[Entries with figure data]

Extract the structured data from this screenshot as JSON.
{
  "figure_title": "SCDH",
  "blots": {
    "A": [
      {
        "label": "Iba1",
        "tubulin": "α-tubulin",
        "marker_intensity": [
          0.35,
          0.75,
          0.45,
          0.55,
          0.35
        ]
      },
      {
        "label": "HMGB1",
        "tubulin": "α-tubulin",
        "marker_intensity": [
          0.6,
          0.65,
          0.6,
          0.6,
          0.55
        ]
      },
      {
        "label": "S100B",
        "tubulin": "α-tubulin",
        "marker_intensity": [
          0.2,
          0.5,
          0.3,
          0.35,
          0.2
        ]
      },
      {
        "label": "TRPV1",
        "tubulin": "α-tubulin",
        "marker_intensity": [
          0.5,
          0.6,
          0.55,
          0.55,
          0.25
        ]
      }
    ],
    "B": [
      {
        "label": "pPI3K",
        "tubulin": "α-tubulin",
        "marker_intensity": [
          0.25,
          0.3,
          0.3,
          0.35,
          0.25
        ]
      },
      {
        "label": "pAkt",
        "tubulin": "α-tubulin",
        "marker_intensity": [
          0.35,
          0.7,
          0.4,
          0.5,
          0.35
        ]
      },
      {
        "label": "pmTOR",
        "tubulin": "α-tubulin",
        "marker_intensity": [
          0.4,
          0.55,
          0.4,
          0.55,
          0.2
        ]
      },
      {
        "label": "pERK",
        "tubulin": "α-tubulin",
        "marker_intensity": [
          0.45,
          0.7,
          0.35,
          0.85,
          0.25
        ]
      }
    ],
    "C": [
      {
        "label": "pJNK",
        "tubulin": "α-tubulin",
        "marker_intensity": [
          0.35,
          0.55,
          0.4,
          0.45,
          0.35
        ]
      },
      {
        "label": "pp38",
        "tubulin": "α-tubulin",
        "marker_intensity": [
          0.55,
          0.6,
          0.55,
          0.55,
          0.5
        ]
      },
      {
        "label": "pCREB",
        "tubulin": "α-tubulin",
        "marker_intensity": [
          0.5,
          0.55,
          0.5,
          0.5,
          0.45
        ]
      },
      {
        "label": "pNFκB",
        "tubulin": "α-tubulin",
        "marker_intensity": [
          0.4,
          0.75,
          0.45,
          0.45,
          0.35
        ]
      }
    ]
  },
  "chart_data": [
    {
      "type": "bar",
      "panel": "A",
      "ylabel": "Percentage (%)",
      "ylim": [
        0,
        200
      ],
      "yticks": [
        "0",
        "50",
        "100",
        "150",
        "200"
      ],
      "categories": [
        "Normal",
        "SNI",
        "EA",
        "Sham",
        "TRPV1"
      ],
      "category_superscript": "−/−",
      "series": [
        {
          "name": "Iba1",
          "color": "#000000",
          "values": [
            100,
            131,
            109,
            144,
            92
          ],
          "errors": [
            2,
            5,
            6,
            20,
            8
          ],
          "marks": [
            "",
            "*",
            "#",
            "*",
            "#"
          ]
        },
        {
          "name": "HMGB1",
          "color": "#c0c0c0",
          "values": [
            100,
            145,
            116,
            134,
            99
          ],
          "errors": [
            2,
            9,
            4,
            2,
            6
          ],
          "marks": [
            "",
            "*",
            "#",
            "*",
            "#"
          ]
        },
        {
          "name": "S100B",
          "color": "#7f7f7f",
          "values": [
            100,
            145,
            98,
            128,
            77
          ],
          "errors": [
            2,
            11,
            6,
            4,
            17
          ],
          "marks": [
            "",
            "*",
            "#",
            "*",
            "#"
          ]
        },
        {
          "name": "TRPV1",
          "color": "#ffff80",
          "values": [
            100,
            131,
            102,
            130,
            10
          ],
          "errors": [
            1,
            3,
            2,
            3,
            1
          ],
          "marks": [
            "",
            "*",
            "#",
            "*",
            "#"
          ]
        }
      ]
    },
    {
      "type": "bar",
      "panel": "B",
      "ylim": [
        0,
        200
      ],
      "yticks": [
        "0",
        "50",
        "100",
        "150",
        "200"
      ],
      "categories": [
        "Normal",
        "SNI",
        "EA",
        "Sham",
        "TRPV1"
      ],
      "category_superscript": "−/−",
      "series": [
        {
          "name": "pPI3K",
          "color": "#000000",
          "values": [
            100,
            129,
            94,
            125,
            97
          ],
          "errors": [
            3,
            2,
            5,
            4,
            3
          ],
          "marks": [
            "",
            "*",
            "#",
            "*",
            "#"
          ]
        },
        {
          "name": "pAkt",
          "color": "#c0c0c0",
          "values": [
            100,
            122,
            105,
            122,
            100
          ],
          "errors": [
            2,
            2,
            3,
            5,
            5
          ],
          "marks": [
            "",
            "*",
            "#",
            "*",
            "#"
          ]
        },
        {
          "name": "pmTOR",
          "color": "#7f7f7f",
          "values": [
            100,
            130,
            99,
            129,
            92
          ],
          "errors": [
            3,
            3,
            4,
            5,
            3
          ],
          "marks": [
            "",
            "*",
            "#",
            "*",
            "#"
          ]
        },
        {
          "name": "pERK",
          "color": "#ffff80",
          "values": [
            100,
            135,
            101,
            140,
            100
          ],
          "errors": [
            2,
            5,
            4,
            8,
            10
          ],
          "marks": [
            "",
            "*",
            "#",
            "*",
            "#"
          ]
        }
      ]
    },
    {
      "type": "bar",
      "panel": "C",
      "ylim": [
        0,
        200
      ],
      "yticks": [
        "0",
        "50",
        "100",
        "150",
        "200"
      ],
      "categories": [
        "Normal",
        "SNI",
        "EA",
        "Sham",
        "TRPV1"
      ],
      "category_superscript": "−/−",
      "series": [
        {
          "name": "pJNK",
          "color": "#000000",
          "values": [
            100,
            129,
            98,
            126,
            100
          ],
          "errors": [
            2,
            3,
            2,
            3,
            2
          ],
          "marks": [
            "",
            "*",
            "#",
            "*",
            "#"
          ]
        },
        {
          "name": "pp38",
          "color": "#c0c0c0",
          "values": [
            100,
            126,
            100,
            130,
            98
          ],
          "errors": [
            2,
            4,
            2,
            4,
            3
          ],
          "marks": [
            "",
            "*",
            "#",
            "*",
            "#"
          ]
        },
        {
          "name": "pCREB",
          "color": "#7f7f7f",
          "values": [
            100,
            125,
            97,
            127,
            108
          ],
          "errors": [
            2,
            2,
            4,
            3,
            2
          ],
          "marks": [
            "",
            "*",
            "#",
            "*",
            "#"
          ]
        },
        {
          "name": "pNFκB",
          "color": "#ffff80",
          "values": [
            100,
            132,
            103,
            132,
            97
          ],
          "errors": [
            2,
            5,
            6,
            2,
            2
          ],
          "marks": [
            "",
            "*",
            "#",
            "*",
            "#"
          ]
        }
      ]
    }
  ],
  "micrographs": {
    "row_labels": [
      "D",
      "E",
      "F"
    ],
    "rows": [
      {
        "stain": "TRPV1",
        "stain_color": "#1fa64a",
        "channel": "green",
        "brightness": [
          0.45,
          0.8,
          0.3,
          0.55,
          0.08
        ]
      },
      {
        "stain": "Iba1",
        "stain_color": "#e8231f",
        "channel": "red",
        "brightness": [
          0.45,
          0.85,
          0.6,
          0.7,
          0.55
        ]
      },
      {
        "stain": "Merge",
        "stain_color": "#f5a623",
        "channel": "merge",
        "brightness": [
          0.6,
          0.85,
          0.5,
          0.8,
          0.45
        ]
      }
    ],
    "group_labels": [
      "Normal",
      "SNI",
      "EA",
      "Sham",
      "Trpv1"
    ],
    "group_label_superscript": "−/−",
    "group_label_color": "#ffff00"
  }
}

...

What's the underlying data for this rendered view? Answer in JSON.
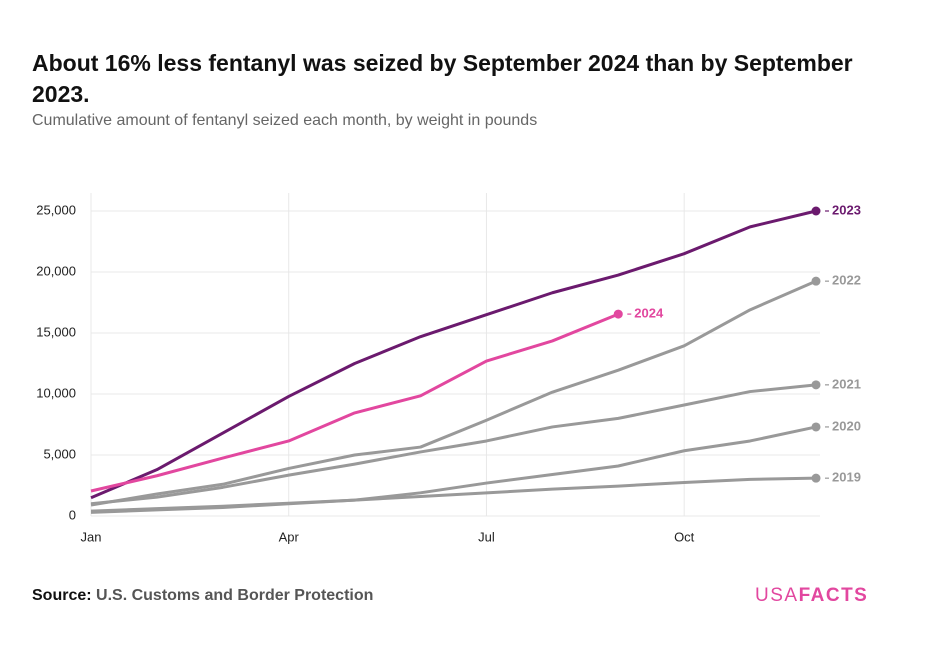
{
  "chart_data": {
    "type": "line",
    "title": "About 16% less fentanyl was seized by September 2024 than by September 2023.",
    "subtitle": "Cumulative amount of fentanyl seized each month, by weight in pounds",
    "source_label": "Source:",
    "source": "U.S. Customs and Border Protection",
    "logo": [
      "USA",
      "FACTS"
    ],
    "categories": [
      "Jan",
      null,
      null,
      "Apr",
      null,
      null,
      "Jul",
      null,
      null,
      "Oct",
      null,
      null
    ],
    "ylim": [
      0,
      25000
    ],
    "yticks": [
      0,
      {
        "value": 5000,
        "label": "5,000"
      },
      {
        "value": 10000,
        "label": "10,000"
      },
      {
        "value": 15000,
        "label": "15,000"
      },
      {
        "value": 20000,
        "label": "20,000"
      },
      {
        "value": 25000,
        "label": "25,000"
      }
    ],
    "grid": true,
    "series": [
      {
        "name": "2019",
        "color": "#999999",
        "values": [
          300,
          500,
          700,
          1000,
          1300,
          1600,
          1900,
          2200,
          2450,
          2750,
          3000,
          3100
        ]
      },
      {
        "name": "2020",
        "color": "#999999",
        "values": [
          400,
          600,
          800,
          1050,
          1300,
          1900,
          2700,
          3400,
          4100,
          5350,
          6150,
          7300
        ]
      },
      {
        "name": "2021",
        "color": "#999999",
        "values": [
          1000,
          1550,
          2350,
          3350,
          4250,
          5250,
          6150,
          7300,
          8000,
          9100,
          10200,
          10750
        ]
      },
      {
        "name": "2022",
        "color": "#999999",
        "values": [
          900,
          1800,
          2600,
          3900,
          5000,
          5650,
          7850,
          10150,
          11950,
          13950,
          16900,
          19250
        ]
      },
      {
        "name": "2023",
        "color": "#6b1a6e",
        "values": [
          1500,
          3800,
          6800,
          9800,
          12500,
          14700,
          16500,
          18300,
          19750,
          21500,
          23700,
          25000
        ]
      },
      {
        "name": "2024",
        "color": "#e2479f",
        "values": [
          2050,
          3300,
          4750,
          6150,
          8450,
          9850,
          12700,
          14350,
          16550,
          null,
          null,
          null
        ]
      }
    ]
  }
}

--

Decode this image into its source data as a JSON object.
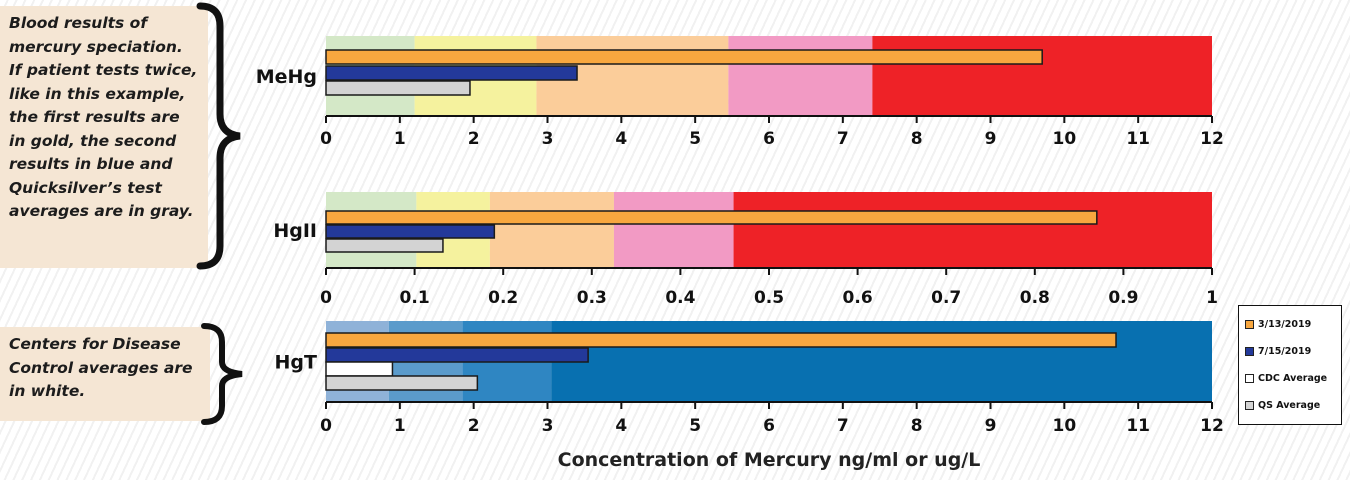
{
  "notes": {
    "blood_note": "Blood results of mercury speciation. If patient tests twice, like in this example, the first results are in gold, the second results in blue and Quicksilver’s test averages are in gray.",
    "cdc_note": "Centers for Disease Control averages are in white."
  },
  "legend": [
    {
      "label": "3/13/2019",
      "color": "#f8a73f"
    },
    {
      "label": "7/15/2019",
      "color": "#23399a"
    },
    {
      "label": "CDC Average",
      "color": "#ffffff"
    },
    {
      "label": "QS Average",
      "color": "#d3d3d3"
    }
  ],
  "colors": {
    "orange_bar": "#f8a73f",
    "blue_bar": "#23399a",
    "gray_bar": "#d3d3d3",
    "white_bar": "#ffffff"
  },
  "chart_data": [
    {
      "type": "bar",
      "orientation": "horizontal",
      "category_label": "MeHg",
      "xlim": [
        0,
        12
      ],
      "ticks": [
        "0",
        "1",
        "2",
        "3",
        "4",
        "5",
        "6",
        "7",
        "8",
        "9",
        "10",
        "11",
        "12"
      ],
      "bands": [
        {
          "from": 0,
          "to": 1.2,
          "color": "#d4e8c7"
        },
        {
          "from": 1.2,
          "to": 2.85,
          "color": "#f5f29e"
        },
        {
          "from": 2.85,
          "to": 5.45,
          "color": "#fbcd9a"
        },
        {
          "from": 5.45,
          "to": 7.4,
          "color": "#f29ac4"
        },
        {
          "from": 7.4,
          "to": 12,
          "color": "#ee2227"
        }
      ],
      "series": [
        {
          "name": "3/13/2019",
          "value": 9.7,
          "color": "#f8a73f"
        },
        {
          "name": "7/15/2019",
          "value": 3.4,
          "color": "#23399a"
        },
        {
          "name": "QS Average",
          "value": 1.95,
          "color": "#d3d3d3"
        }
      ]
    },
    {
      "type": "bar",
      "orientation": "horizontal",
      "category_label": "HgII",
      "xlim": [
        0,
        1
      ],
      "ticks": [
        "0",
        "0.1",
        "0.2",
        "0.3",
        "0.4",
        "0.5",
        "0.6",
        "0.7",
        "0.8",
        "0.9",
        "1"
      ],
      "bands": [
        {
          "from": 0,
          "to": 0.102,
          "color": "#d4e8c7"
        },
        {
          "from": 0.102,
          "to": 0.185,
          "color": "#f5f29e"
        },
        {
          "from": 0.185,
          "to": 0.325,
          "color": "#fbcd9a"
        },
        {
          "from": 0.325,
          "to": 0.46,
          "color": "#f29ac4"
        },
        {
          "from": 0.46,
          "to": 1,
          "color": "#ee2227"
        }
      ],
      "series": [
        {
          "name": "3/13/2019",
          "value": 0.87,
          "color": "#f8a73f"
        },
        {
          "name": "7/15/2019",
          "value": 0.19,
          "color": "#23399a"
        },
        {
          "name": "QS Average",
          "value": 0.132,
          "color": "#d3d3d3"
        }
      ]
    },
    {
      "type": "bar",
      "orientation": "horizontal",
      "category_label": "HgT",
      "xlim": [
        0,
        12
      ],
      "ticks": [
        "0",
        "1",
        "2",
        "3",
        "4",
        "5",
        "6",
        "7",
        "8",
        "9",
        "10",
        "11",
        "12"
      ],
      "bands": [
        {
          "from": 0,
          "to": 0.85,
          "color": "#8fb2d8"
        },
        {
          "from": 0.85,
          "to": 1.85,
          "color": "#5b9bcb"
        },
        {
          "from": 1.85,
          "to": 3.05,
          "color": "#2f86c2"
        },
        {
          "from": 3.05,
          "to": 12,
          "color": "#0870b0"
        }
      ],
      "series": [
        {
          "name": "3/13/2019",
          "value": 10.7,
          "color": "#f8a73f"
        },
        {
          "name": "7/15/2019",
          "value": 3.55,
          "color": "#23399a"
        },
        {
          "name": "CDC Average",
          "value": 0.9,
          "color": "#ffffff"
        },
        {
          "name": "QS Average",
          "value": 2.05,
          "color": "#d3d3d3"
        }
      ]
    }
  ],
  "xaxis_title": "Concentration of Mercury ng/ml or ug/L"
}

REQUIREMENT » Report all lines of the material that contain the word "fentanyl".

EXERCISE ANSWER »
    "title": "About 16% less fentanyl was seized by September 2024 than by September 2023.",
    "subtitle": "Cumulative amount of fentanyl seized each month, by weight in pounds",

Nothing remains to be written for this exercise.